Set task: Look for the string "Clapton" and copy every line that has it.

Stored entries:
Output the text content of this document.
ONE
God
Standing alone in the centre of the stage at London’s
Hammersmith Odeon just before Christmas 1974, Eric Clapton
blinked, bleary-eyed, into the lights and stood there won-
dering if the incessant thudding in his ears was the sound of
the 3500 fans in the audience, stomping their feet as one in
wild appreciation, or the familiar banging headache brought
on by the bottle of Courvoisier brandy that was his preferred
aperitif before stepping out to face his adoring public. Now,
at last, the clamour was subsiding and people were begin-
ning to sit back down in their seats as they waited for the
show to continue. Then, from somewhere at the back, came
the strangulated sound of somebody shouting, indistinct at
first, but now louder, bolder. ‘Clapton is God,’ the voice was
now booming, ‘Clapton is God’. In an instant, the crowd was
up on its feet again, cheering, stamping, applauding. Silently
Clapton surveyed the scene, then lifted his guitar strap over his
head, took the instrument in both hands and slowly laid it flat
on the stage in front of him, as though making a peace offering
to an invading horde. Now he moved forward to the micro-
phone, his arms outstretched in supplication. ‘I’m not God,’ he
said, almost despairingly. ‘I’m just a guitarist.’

--

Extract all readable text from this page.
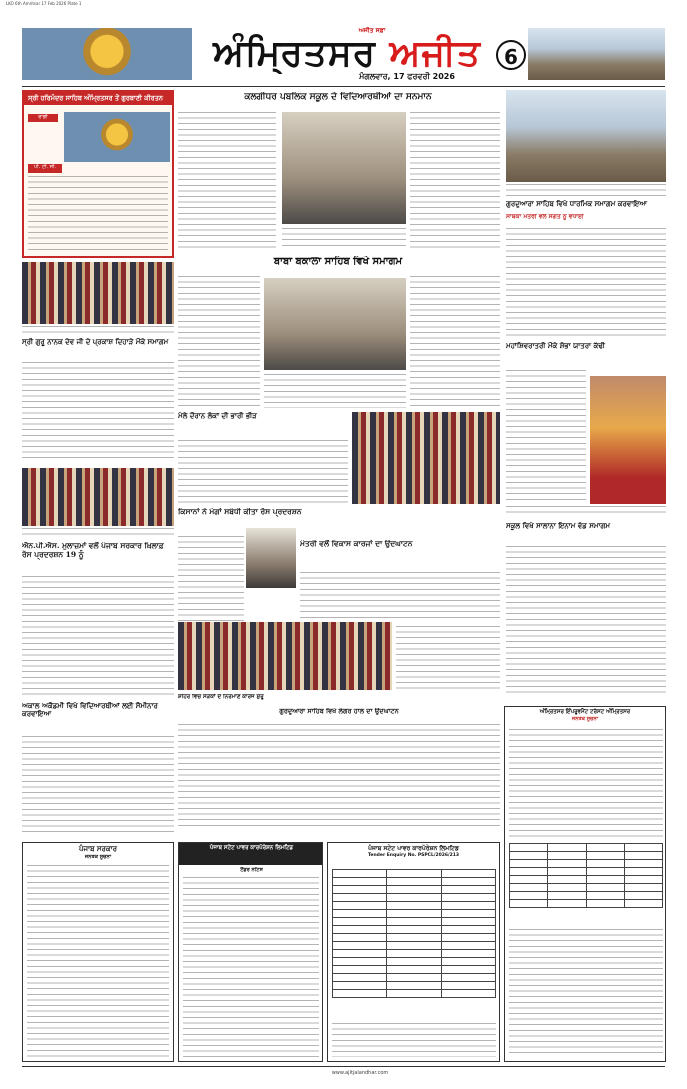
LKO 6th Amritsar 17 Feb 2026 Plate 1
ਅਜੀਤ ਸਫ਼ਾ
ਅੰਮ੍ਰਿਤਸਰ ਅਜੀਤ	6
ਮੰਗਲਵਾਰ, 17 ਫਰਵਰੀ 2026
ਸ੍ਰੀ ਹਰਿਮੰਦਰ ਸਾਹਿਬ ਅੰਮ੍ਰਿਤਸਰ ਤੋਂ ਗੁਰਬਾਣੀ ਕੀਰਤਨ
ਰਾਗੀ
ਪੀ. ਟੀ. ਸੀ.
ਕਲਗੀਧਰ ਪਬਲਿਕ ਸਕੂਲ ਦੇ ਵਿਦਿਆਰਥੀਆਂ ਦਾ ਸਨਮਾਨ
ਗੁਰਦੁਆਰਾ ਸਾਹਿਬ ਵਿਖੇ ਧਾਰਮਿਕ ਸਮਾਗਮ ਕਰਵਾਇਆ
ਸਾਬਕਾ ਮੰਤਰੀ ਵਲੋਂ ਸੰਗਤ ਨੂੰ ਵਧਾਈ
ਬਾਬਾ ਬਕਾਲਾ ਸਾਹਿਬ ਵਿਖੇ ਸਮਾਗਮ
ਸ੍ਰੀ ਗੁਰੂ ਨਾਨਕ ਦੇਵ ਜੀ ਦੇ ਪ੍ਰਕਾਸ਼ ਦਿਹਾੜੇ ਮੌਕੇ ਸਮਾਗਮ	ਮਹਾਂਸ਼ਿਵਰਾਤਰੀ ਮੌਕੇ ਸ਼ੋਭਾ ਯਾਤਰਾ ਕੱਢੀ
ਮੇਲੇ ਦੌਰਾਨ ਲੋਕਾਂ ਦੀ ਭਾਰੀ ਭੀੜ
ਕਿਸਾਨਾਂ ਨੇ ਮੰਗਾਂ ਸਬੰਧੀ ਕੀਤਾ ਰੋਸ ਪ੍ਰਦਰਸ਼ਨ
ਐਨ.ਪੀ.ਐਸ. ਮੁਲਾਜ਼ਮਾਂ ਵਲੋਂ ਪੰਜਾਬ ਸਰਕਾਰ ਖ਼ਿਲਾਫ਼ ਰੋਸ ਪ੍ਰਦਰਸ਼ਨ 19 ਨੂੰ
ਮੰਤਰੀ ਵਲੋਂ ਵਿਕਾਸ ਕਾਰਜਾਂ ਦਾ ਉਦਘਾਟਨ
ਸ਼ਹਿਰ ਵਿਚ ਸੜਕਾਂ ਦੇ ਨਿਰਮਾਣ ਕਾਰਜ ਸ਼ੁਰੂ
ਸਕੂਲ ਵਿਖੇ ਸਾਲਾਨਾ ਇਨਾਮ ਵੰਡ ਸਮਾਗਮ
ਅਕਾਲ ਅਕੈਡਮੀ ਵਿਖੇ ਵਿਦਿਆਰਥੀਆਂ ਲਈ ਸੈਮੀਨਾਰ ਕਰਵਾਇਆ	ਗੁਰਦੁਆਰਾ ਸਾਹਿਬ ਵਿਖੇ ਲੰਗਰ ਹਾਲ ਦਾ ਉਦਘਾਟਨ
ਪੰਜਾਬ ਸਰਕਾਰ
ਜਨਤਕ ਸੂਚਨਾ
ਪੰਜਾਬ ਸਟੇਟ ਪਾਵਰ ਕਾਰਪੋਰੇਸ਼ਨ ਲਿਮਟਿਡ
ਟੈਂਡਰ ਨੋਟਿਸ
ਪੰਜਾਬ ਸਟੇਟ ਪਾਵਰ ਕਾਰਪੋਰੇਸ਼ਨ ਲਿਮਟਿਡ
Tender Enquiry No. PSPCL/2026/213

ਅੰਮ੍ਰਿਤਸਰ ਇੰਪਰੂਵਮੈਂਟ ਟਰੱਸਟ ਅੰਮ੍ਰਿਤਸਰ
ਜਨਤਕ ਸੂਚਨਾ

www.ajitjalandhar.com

==

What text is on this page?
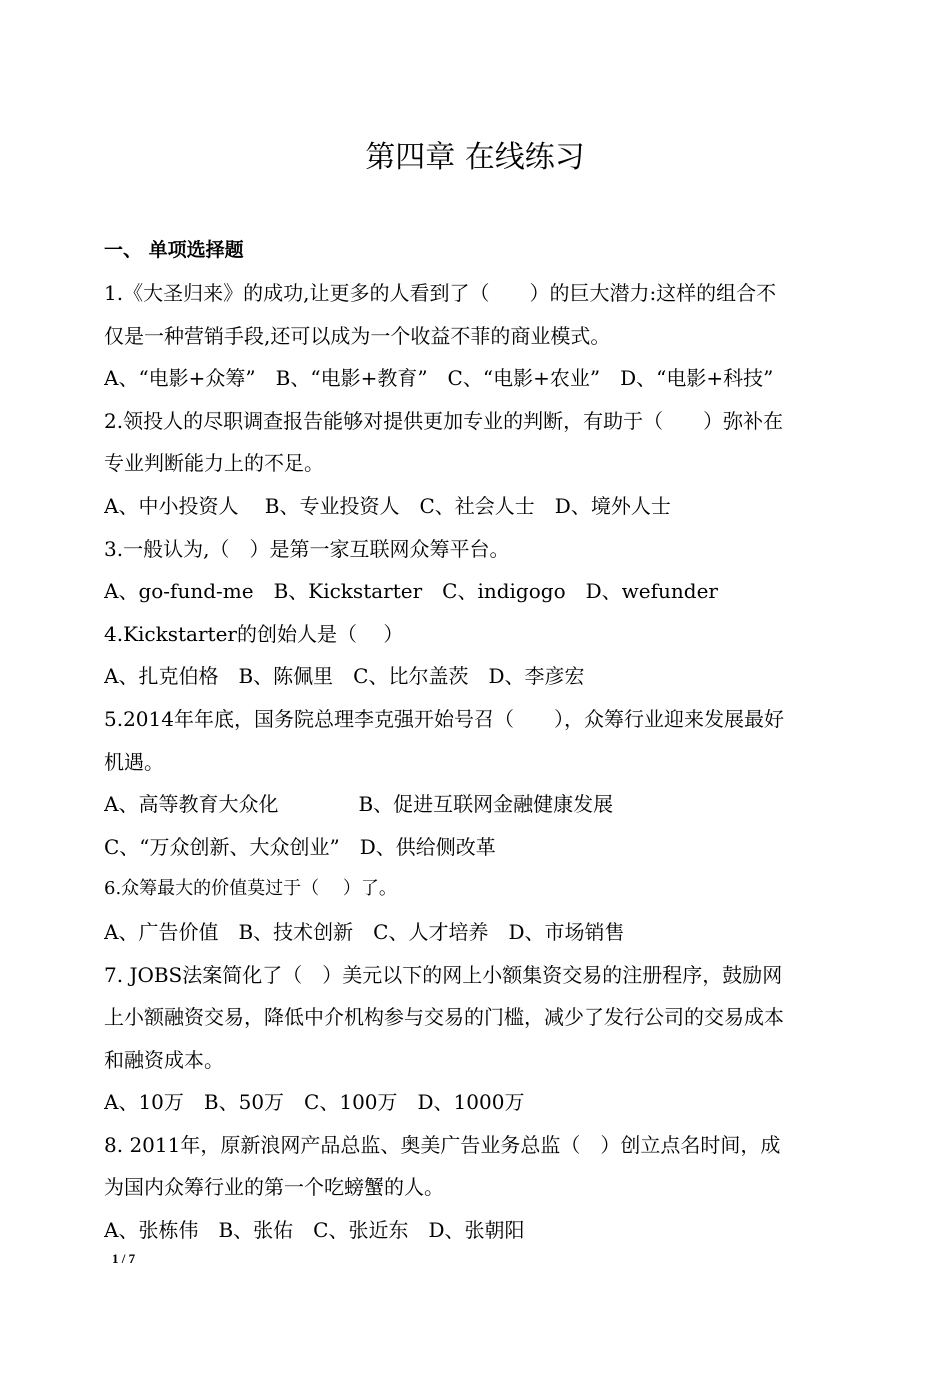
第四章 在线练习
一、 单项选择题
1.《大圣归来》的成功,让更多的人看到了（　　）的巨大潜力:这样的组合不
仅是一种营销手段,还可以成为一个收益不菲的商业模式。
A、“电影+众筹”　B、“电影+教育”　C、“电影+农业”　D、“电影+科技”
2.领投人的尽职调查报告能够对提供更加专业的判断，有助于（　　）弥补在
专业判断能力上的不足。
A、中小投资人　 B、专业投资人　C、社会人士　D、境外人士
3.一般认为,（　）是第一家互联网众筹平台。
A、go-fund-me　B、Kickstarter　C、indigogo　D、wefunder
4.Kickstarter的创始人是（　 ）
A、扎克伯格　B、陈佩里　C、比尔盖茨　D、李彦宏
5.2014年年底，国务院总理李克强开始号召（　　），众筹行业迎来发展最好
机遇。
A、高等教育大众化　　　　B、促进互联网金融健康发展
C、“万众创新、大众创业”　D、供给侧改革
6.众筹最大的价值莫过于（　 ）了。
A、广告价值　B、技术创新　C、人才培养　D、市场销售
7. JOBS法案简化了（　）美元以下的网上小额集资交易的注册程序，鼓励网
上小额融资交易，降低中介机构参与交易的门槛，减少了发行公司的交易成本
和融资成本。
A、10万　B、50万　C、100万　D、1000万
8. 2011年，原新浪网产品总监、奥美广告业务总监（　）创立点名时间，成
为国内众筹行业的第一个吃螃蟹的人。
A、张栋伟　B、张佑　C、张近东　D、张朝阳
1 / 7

Problem solution:
Hammersmith Odeon just before Christmas 1974, Eric Clapton
first, but now louder, bolder. ‘Clapton is God,’ the voice was
now booming, ‘Clapton is God’. In an instant, the crowd was
Clapton surveyed the scene, then lifted his guitar strap over his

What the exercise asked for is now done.